* BEGIN *
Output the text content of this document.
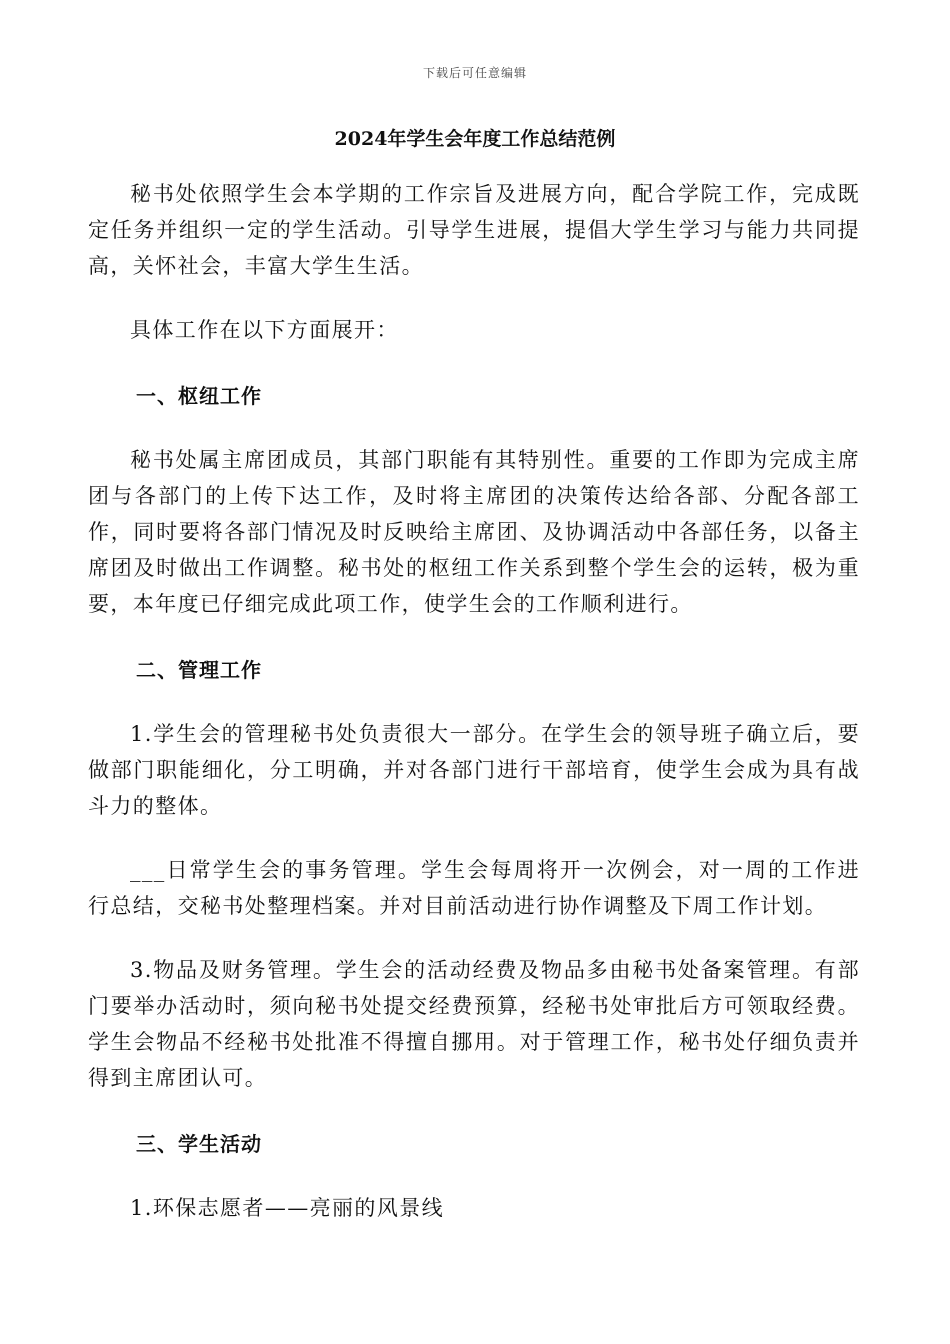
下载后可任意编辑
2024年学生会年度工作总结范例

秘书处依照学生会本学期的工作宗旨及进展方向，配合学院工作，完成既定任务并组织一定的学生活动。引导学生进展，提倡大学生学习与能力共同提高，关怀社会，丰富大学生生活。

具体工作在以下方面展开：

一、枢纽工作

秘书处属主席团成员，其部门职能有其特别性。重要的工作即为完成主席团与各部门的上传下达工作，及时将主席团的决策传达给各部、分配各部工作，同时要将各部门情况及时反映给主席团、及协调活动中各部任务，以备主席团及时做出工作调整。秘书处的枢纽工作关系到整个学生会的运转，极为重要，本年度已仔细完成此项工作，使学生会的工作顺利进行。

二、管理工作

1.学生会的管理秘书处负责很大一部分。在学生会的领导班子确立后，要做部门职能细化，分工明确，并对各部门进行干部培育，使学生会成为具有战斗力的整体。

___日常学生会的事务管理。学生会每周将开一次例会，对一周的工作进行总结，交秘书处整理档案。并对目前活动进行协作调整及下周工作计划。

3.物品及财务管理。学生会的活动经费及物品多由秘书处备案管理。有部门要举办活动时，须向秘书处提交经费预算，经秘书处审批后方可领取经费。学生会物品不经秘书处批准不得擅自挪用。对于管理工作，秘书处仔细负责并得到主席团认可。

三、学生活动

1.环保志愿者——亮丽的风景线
* END *
- TASK BRIEF
Repeat the material above verbatim. Leave the pictures behind.

- TASK ANSWER
Output the text content of this document.
下载后可任意编辑
2024年学生会年度工作总结范例

秘书处依照学生会本学期的工作宗旨及进展方向，配合学院工作，完成既定任务并组织一定的学生活动。引导学生进展，提倡大学生学习与能力共同提高，关怀社会，丰富大学生生活。

具体工作在以下方面展开：

一、枢纽工作

秘书处属主席团成员，其部门职能有其特别性。重要的工作即为完成主席团与各部门的上传下达工作，及时将主席团的决策传达给各部、分配各部工作，同时要将各部门情况及时反映给主席团、及协调活动中各部任务，以备主席团及时做出工作调整。秘书处的枢纽工作关系到整个学生会的运转，极为重要，本年度已仔细完成此项工作，使学生会的工作顺利进行。

二、管理工作

1.学生会的管理秘书处负责很大一部分。在学生会的领导班子确立后，要做部门职能细化，分工明确，并对各部门进行干部培育，使学生会成为具有战斗力的整体。

___日常学生会的事务管理。学生会每周将开一次例会，对一周的工作进行总结，交秘书处整理档案。并对目前活动进行协作调整及下周工作计划。

3.物品及财务管理。学生会的活动经费及物品多由秘书处备案管理。有部门要举办活动时，须向秘书处提交经费预算，经秘书处审批后方可领取经费。学生会物品不经秘书处批准不得擅自挪用。对于管理工作，秘书处仔细负责并得到主席团认可。

三、学生活动

1.环保志愿者——亮丽的风景线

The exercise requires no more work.